(Stored entries)
# # # # # # #
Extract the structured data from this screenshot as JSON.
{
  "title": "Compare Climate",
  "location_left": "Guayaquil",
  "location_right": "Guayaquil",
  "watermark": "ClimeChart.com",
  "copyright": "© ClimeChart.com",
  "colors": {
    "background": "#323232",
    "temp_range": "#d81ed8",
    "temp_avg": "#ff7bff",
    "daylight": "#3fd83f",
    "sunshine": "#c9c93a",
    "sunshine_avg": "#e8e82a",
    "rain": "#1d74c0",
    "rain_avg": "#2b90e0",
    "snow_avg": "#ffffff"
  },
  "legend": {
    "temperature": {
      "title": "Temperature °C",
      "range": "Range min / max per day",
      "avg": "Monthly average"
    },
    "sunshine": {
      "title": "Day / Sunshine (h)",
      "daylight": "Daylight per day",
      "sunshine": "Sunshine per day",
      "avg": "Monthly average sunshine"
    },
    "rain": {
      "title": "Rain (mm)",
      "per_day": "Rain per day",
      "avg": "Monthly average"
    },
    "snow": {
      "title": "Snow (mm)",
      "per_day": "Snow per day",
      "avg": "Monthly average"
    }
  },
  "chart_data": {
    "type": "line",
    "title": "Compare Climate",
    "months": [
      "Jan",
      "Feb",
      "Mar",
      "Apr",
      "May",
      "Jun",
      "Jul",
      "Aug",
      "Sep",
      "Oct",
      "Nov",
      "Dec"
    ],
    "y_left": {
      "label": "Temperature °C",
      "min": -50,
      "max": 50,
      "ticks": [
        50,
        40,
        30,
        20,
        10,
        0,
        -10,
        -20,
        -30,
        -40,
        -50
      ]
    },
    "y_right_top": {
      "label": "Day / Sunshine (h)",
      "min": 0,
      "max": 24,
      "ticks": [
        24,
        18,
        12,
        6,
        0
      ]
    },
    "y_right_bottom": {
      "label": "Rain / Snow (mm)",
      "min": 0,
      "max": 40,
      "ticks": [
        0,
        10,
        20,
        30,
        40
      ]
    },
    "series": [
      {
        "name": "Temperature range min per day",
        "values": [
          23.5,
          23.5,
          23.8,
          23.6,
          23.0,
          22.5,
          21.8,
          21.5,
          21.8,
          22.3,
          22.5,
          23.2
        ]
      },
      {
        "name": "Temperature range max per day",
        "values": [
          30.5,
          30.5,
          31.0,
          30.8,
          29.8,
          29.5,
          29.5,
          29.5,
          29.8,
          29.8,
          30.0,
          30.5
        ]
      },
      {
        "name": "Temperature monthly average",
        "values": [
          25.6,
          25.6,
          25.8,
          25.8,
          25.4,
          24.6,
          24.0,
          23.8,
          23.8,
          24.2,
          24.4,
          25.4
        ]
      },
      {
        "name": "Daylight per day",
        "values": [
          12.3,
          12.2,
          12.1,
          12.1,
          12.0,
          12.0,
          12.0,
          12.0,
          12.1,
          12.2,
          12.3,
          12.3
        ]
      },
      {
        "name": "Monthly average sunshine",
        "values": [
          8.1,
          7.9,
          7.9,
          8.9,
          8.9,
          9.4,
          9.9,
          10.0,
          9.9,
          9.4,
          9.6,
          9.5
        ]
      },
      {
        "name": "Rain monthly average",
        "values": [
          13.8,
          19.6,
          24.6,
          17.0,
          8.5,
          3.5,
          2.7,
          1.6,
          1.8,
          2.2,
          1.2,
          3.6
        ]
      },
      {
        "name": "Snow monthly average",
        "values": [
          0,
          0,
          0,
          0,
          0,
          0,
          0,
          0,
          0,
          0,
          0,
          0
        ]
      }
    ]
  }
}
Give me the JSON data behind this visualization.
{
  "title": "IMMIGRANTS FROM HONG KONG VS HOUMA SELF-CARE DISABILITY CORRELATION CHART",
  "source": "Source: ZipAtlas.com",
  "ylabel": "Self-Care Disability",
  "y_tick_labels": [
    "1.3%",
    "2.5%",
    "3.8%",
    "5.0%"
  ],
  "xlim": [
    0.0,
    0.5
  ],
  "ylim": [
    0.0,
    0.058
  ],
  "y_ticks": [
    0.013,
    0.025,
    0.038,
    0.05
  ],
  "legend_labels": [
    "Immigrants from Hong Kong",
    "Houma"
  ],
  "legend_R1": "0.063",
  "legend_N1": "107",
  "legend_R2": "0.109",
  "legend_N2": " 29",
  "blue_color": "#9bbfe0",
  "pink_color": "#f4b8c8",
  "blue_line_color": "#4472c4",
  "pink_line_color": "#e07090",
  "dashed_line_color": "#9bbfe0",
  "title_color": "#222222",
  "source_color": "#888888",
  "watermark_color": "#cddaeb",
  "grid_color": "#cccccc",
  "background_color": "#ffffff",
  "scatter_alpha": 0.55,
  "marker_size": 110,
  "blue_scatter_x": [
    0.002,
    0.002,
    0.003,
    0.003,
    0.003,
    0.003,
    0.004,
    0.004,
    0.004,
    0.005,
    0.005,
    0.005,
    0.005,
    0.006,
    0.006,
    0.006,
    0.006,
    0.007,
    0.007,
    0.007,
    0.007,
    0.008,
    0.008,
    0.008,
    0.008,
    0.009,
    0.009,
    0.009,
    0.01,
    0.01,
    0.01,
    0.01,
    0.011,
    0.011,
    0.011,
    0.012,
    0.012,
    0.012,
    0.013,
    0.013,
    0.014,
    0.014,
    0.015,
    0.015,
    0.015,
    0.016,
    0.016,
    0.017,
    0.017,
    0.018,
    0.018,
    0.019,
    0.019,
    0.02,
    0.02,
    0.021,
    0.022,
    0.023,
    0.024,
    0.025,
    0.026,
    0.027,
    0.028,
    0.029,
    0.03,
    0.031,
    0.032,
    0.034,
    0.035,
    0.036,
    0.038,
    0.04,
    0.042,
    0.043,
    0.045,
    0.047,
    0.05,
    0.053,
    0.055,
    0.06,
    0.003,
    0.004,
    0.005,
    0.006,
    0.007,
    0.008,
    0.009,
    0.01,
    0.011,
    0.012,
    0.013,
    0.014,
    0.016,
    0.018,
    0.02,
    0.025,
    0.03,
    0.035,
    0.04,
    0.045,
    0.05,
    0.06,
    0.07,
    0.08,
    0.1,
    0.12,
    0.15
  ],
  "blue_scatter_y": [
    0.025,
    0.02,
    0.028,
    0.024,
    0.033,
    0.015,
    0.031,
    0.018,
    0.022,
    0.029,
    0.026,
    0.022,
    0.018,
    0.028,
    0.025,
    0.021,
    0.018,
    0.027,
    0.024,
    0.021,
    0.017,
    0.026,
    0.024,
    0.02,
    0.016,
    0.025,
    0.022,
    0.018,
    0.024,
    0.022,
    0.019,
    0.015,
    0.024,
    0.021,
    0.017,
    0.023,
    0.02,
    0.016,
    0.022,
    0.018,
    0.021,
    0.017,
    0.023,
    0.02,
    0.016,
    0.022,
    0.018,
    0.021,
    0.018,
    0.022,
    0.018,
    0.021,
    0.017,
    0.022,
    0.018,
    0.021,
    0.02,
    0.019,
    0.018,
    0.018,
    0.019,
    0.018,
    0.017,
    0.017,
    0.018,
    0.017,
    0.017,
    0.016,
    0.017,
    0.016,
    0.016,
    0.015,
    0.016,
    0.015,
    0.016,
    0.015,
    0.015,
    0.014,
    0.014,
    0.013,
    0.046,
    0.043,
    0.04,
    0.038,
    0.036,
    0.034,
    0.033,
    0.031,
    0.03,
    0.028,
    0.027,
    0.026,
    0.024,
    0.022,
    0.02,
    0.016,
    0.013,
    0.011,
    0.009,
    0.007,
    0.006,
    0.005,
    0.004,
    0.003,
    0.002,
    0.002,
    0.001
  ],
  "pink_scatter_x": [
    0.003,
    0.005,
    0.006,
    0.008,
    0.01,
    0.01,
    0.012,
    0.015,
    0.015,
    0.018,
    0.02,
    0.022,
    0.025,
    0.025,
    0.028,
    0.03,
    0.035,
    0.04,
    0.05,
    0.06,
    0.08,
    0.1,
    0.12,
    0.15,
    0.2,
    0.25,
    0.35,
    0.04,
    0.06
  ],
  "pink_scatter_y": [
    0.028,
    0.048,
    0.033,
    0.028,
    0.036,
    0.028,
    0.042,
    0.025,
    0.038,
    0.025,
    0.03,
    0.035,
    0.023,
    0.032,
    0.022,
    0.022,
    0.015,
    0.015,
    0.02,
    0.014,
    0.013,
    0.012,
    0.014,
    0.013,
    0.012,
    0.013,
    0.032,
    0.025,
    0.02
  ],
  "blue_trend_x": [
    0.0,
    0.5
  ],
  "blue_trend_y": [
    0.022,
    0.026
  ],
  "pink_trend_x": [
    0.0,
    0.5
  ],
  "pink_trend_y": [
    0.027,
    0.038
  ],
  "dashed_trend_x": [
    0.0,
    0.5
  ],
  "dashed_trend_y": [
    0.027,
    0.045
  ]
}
# # # # # # #
**Short problem**:
Only lines with "Climate" are wanted here; list each of them.

**Exercise response**:
  "title": "Compare Climate",
    "title": "Compare Climate",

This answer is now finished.